== Challenge ==
Gather up the lines that contain "teams".

%%

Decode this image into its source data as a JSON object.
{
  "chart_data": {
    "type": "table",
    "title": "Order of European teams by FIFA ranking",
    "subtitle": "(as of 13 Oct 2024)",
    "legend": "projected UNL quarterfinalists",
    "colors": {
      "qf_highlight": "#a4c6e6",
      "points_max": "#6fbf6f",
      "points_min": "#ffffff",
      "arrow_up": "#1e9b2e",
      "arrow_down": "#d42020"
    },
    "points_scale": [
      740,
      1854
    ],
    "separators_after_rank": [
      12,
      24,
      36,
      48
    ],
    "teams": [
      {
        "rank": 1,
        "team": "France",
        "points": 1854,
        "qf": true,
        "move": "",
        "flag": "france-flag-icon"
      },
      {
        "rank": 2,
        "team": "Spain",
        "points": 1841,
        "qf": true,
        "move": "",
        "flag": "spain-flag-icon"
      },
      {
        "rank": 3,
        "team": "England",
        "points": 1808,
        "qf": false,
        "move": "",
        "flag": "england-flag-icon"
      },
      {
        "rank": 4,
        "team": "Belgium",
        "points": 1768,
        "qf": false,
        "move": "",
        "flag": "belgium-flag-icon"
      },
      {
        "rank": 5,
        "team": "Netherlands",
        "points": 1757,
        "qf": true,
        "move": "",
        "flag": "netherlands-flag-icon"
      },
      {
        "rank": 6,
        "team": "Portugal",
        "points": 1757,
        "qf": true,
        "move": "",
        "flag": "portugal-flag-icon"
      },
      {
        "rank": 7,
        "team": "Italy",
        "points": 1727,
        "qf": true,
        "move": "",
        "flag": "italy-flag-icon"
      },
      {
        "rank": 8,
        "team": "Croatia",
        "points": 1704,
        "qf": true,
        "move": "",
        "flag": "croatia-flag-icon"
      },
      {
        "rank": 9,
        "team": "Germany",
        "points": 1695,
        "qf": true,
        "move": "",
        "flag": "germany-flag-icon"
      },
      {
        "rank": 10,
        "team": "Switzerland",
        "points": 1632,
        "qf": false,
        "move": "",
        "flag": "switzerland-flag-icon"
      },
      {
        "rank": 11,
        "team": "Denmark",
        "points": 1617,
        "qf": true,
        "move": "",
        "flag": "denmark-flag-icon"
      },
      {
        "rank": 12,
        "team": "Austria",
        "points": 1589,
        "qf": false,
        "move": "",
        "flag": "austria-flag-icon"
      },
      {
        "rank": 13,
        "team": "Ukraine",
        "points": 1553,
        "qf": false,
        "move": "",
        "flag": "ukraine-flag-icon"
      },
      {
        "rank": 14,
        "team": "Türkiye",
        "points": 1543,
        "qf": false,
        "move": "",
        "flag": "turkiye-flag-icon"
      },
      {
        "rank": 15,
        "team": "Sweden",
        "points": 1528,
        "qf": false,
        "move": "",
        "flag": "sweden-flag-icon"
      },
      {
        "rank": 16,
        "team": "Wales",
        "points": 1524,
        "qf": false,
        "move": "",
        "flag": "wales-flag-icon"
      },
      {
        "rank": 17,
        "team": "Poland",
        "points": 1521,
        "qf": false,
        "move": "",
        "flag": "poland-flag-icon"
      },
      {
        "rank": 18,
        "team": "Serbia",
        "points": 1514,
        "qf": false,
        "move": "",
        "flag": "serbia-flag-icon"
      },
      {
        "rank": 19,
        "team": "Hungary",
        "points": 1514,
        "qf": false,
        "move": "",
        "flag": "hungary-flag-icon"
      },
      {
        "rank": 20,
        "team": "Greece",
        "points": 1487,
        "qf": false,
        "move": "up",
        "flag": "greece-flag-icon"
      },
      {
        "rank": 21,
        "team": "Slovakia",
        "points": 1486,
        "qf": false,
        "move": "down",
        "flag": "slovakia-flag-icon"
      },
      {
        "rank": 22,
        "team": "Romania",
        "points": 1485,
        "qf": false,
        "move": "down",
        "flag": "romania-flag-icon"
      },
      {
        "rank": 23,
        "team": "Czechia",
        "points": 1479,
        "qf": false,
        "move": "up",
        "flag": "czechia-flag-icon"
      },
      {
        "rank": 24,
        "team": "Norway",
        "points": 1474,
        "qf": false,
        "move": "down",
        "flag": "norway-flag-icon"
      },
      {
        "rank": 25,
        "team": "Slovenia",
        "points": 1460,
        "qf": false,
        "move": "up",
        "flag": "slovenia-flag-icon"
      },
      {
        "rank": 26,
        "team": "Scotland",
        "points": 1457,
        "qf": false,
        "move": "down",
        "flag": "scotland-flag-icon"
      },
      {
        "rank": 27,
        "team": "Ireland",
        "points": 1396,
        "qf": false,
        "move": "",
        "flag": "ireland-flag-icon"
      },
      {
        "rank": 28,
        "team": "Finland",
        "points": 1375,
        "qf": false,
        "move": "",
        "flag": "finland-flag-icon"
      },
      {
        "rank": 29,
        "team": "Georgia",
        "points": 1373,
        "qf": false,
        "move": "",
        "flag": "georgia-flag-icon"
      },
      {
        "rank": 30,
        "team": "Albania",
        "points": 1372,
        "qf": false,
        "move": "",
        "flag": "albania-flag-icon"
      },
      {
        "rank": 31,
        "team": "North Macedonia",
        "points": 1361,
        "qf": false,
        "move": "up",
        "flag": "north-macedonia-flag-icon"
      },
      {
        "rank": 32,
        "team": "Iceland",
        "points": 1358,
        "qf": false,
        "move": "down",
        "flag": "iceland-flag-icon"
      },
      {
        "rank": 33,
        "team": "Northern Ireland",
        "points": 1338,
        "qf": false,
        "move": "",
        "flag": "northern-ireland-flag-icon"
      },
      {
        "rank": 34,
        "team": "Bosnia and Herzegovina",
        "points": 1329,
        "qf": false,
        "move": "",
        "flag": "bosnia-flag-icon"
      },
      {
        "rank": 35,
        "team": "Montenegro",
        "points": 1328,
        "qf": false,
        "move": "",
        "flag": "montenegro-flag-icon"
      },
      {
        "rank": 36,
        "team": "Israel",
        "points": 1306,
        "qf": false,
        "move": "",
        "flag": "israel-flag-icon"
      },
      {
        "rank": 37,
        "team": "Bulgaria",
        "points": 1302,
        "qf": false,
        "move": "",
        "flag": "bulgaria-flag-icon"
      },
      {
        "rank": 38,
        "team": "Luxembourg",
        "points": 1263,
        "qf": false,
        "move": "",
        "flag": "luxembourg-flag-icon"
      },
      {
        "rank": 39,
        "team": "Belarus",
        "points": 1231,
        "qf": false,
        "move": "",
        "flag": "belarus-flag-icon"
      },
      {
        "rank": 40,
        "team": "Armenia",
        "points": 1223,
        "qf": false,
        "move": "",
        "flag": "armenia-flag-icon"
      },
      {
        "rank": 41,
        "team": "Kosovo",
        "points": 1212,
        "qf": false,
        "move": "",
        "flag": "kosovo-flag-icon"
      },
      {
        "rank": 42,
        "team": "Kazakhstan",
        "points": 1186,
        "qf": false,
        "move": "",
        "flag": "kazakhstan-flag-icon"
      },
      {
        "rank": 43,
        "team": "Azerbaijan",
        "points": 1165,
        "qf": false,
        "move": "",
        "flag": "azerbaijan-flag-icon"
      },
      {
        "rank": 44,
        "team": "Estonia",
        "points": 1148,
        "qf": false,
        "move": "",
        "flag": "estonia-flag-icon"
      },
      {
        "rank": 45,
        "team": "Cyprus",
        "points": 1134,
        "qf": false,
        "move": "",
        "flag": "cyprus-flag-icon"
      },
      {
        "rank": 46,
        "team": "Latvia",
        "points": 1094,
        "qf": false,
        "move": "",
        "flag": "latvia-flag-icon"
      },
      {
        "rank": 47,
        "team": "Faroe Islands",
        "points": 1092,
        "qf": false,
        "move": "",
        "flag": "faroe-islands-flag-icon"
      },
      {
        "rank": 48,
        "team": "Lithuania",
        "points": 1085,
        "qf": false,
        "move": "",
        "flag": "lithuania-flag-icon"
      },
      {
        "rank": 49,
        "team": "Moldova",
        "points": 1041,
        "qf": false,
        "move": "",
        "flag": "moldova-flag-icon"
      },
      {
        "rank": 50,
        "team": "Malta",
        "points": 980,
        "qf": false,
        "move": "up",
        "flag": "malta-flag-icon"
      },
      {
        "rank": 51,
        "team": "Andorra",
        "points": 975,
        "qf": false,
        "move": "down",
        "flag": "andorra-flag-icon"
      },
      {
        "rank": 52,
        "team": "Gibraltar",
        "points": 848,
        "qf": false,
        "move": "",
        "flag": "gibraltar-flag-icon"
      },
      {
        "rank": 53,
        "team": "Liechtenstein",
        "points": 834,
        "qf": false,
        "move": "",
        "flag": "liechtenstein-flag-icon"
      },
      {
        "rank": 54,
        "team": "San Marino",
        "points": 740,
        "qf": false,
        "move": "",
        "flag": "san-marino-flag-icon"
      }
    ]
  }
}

%%

== The response ==
    "title": "Order of European teams by FIFA ranking",
    "teams": [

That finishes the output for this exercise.